[Collected data entries]
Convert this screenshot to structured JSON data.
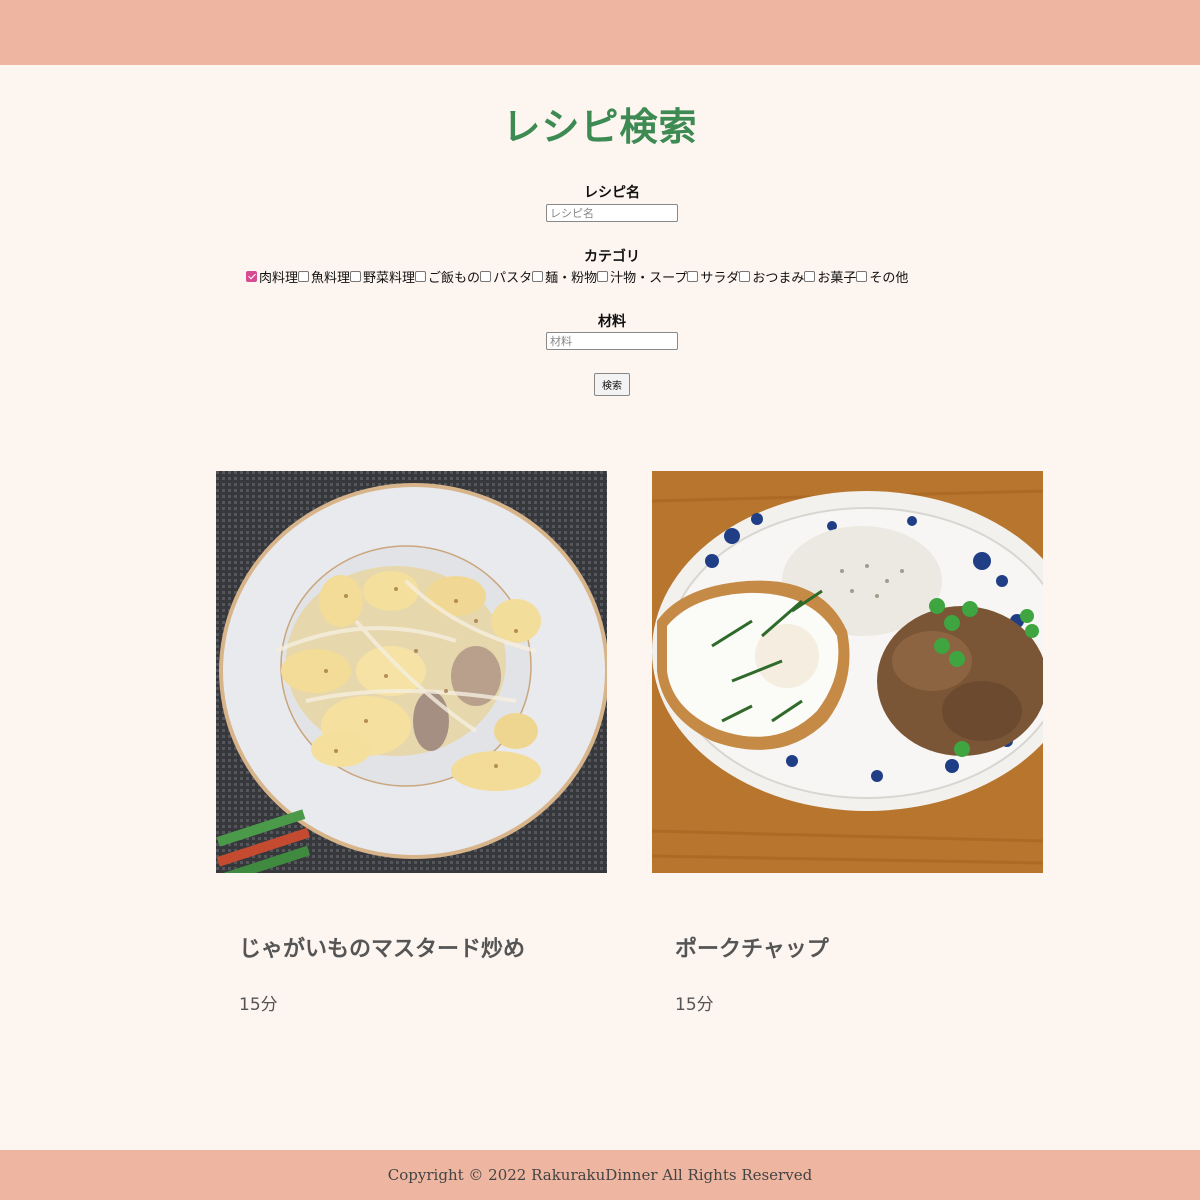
{
  "header": {
    "title": "レシピ検索"
  },
  "search": {
    "name_label": "レシピ名",
    "name_placeholder": "レシピ名",
    "category_label": "カテゴリ",
    "categories": [
      {
        "label": "肉料理",
        "checked": true
      },
      {
        "label": "魚料理",
        "checked": false
      },
      {
        "label": "野菜料理",
        "checked": false
      },
      {
        "label": "ご飯もの",
        "checked": false
      },
      {
        "label": "パスタ",
        "checked": false
      },
      {
        "label": "麺・粉物",
        "checked": false
      },
      {
        "label": "汁物・スープ",
        "checked": false
      },
      {
        "label": "サラダ",
        "checked": false
      },
      {
        "label": "おつまみ",
        "checked": false
      },
      {
        "label": "お菓子",
        "checked": false
      },
      {
        "label": "その他",
        "checked": false
      }
    ],
    "ingredient_label": "材料",
    "ingredient_placeholder": "材料",
    "button_label": "検索"
  },
  "results": [
    {
      "title": "じゃがいものマスタード炒め",
      "time": "15分"
    },
    {
      "title": "ポークチャップ",
      "time": "15分"
    }
  ],
  "footer": {
    "copyright": "Copyright © 2022 RakurakuDinner All Rights Reserved"
  },
  "colors": {
    "header_bg": "#eeb6a0",
    "title_green": "#3d8a53",
    "page_bg": "#fdf5f0",
    "checkbox_accent": "#d64b93"
  }
}
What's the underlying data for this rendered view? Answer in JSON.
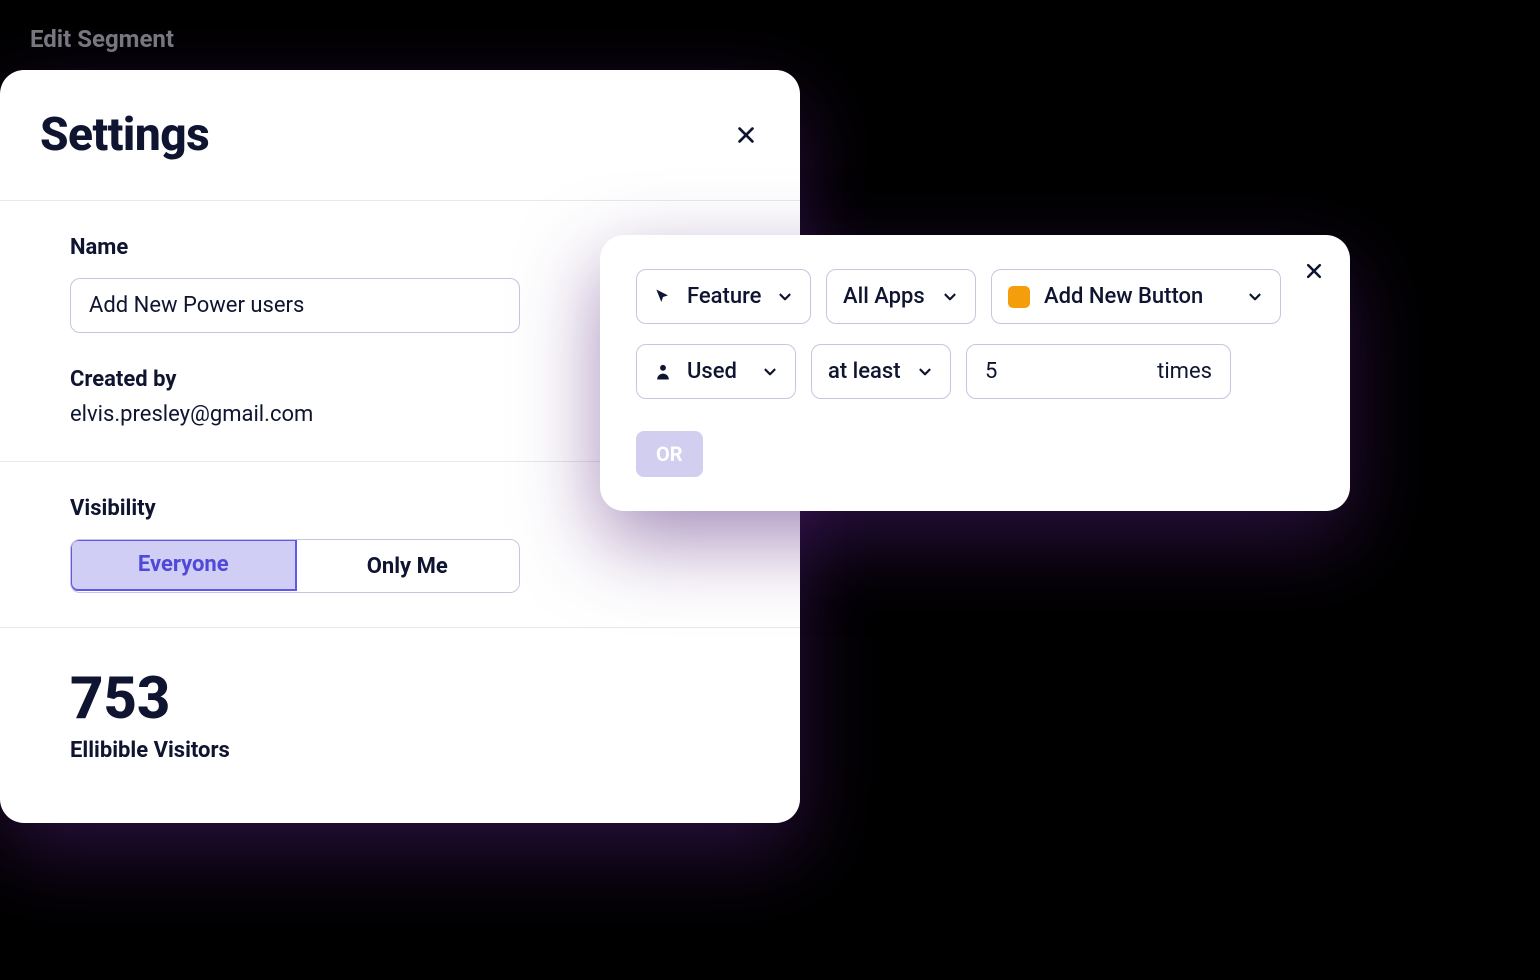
{
  "page_label": "Edit Segment",
  "settings": {
    "title": "Settings",
    "name_label": "Name",
    "name_value": "Add New Power users",
    "created_by_label": "Created by",
    "created_by_value": "elvis.presley@gmail.com",
    "visibility_label": "Visibility",
    "visibility_options": [
      "Everyone",
      "Only Me"
    ],
    "visibility_selected": "Everyone",
    "stat_number": "753",
    "stat_label": "Ellibible Visitors"
  },
  "condition": {
    "feature_label": "Feature",
    "apps_label": "All Apps",
    "button_label": "Add New Button",
    "button_color": "#f59e0b",
    "used_label": "Used",
    "comparator_label": "at least",
    "count_value": "5",
    "count_suffix": "times",
    "or_label": "OR"
  }
}
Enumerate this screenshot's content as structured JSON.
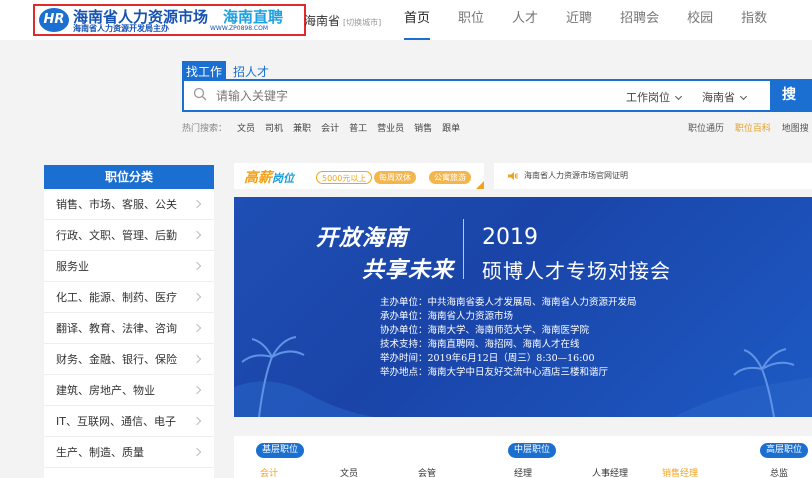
{
  "header": {
    "logo_mark": "HR",
    "logo_main": "海南省人力资源市场",
    "logo_main2": "海南直聘",
    "logo_sub": "海南省人力资源开发局主办",
    "logo_url": "WWW.ZP0898.COM",
    "city": "海南省",
    "city_switch": "[切换城市]",
    "nav": [
      {
        "label": "首页",
        "active": true
      },
      {
        "label": "职位"
      },
      {
        "label": "人才"
      },
      {
        "label": "近聘"
      },
      {
        "label": "招聘会"
      },
      {
        "label": "校园"
      },
      {
        "label": "指数"
      }
    ]
  },
  "search": {
    "tabs": [
      "找工作",
      "招人才"
    ],
    "placeholder": "请输入关键字",
    "select_type": "工作岗位",
    "select_region": "海南省",
    "button": "搜",
    "hot_label": "热门搜索：",
    "hot_items": [
      "文员",
      "司机",
      "兼职",
      "会计",
      "普工",
      "营业员",
      "销售",
      "跟单"
    ],
    "right_links": [
      {
        "label": "职位通历",
        "highlight": false
      },
      {
        "label": "职位百科",
        "highlight": true
      },
      {
        "label": "地图搜",
        "highlight": false
      }
    ]
  },
  "sidebar": {
    "title": "职位分类",
    "items": [
      "销售、市场、客服、公关",
      "行政、文职、管理、后勤",
      "服务业",
      "化工、能源、制药、医疗",
      "翻译、教育、法律、咨询",
      "财务、金融、银行、保险",
      "建筑、房地产、物业",
      "IT、互联网、通信、电子",
      "生产、制造、质量"
    ]
  },
  "promo": {
    "logo_a": "高薪",
    "logo_b": "岗位",
    "tags": [
      "5000元以上",
      "每周双休",
      "公寓旅游"
    ]
  },
  "notice": {
    "text": "海南省人力资源市场官网证明"
  },
  "banner": {
    "calli_line1": "开放海南",
    "calli_line2": "共享未来",
    "year": "2019",
    "title": "硕博人才专场对接会",
    "info": [
      "主办单位：中共海南省委人才发展局、海南省人力资源开发局",
      "承办单位：海南省人力资源市场",
      "协办单位：海南大学、海南师范大学、海南医学院",
      "技术支持：海南直聘网、海招网、海南人才在线",
      "举办时间：2019年6月12日（周三）8:30—16:00",
      "举办地点：海南大学中日友好交流中心酒店三楼和谐厅"
    ]
  },
  "levels": {
    "groups": [
      {
        "title": "基层职位",
        "items": [
          {
            "label": "会计",
            "orange": true
          },
          {
            "label": "文员"
          },
          {
            "label": "会管"
          }
        ]
      },
      {
        "title": "中层职位",
        "items": [
          {
            "label": "经理"
          },
          {
            "label": "人事经理"
          },
          {
            "label": "销售经理",
            "orange": true
          }
        ]
      },
      {
        "title": "高层职位",
        "items": [
          {
            "label": "总监"
          }
        ]
      }
    ]
  },
  "colors": {
    "brand_blue": "#1a6fd1",
    "accent_orange": "#f3a21b",
    "logo_border_red": "#e02b2b"
  }
}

§ WHAT THE EXERCISE ASKS:
Repeat all of the entries word for word, but omit the pictures.

§ RESULT OF THIS EXERCISE:
Convert this screenshot to structured JSON data.
{
  "header": {
    "title": "レシピ検索"
  },
  "search": {
    "name_label": "レシピ名",
    "name_placeholder": "レシピ名",
    "category_label": "カテゴリ",
    "categories": [
      {
        "label": "肉料理",
        "checked": true
      },
      {
        "label": "魚料理",
        "checked": false
      },
      {
        "label": "野菜料理",
        "checked": false
      },
      {
        "label": "ご飯もの",
        "checked": false
      },
      {
        "label": "パスタ",
        "checked": false
      },
      {
        "label": "麺・粉物",
        "checked": false
      },
      {
        "label": "汁物・スープ",
        "checked": false
      },
      {
        "label": "サラダ",
        "checked": false
      },
      {
        "label": "おつまみ",
        "checked": false
      },
      {
        "label": "お菓子",
        "checked": false
      },
      {
        "label": "その他",
        "checked": false
      }
    ],
    "ingredient_label": "材料",
    "ingredient_placeholder": "材料",
    "button_label": "検索"
  },
  "results": [
    {
      "title": "じゃがいものマスタード炒め",
      "time": "15分"
    },
    {
      "title": "ポークチャップ",
      "time": "15分"
    }
  ],
  "footer": {
    "copyright": "Copyright © 2022 RakurakuDinner All Rights Reserved"
  },
  "colors": {
    "header_bg": "#eeb6a0",
    "title_green": "#3d8a53",
    "page_bg": "#fdf5f0",
    "checkbox_accent": "#d64b93"
  }
}
What's the underlying data for this rendered view? Answer in JSON.
{
  "page_label": "Edit Segment",
  "settings": {
    "title": "Settings",
    "name_label": "Name",
    "name_value": "Add New Power users",
    "created_by_label": "Created by",
    "created_by_value": "elvis.presley@gmail.com",
    "visibility_label": "Visibility",
    "visibility_options": [
      "Everyone",
      "Only Me"
    ],
    "visibility_selected": "Everyone",
    "stat_number": "753",
    "stat_label": "Ellibible Visitors"
  },
  "condition": {
    "feature_label": "Feature",
    "apps_label": "All Apps",
    "button_label": "Add New Button",
    "button_color": "#f59e0b",
    "used_label": "Used",
    "comparator_label": "at least",
    "count_value": "5",
    "count_suffix": "times",
    "or_label": "OR"
  }
}
Enumerate this screenshot's content as structured JSON.
{
  "header": {
    "logo_mark": "HR",
    "logo_main": "海南省人力资源市场",
    "logo_main2": "海南直聘",
    "logo_sub": "海南省人力资源开发局主办",
    "logo_url": "WWW.ZP0898.COM",
    "city": "海南省",
    "city_switch": "[切换城市]",
    "nav": [
      {
        "label": "首页",
        "active": true
      },
      {
        "label": "职位"
      },
      {
        "label": "人才"
      },
      {
        "label": "近聘"
      },
      {
        "label": "招聘会"
      },
      {
        "label": "校园"
      },
      {
        "label": "指数"
      }
    ]
  },
  "search": {
    "tabs": [
      "找工作",
      "招人才"
    ],
    "placeholder": "请输入关键字",
    "select_type": "工作岗位",
    "select_region": "海南省",
    "button": "搜",
    "hot_label": "热门搜索：",
    "hot_items": [
      "文员",
      "司机",
      "兼职",
      "会计",
      "普工",
      "营业员",
      "销售",
      "跟单"
    ],
    "right_links": [
      {
        "label": "职位通历",
        "highlight": false
      },
      {
        "label": "职位百科",
        "highlight": true
      },
      {
        "label": "地图搜",
        "highlight": false
      }
    ]
  },
  "sidebar": {
    "title": "职位分类",
    "items": [
      "销售、市场、客服、公关",
      "行政、文职、管理、后勤",
      "服务业",
      "化工、能源、制药、医疗",
      "翻译、教育、法律、咨询",
      "财务、金融、银行、保险",
      "建筑、房地产、物业",
      "IT、互联网、通信、电子",
      "生产、制造、质量"
    ]
  },
  "promo": {
    "logo_a": "高薪",
    "logo_b": "岗位",
    "tags": [
      "5000元以上",
      "每周双休",
      "公寓旅游"
    ]
  },
  "notice": {
    "text": "海南省人力资源市场官网证明"
  },
  "banner": {
    "calli_line1": "开放海南",
    "calli_line2": "共享未来",
    "year": "2019",
    "title": "硕博人才专场对接会",
    "info": [
      "主办单位：中共海南省委人才发展局、海南省人力资源开发局",
      "承办单位：海南省人力资源市场",
      "协办单位：海南大学、海南师范大学、海南医学院",
      "技术支持：海南直聘网、海招网、海南人才在线",
      "举办时间：2019年6月12日（周三）8:30—16:00",
      "举办地点：海南大学中日友好交流中心酒店三楼和谐厅"
    ]
  },
  "levels": {
    "groups": [
      {
        "title": "基层职位",
        "items": [
          {
            "label": "会计",
            "orange": true
          },
          {
            "label": "文员"
          },
          {
            "label": "会管"
          }
        ]
      },
      {
        "title": "中层职位",
        "items": [
          {
            "label": "经理"
          },
          {
            "label": "人事经理"
          },
          {
            "label": "销售经理",
            "orange": true
          }
        ]
      },
      {
        "title": "高层职位",
        "items": [
          {
            "label": "总监"
          }
        ]
      }
    ]
  },
  "colors": {
    "brand_blue": "#1a6fd1",
    "accent_orange": "#f3a21b",
    "logo_border_red": "#e02b2b"
  }
}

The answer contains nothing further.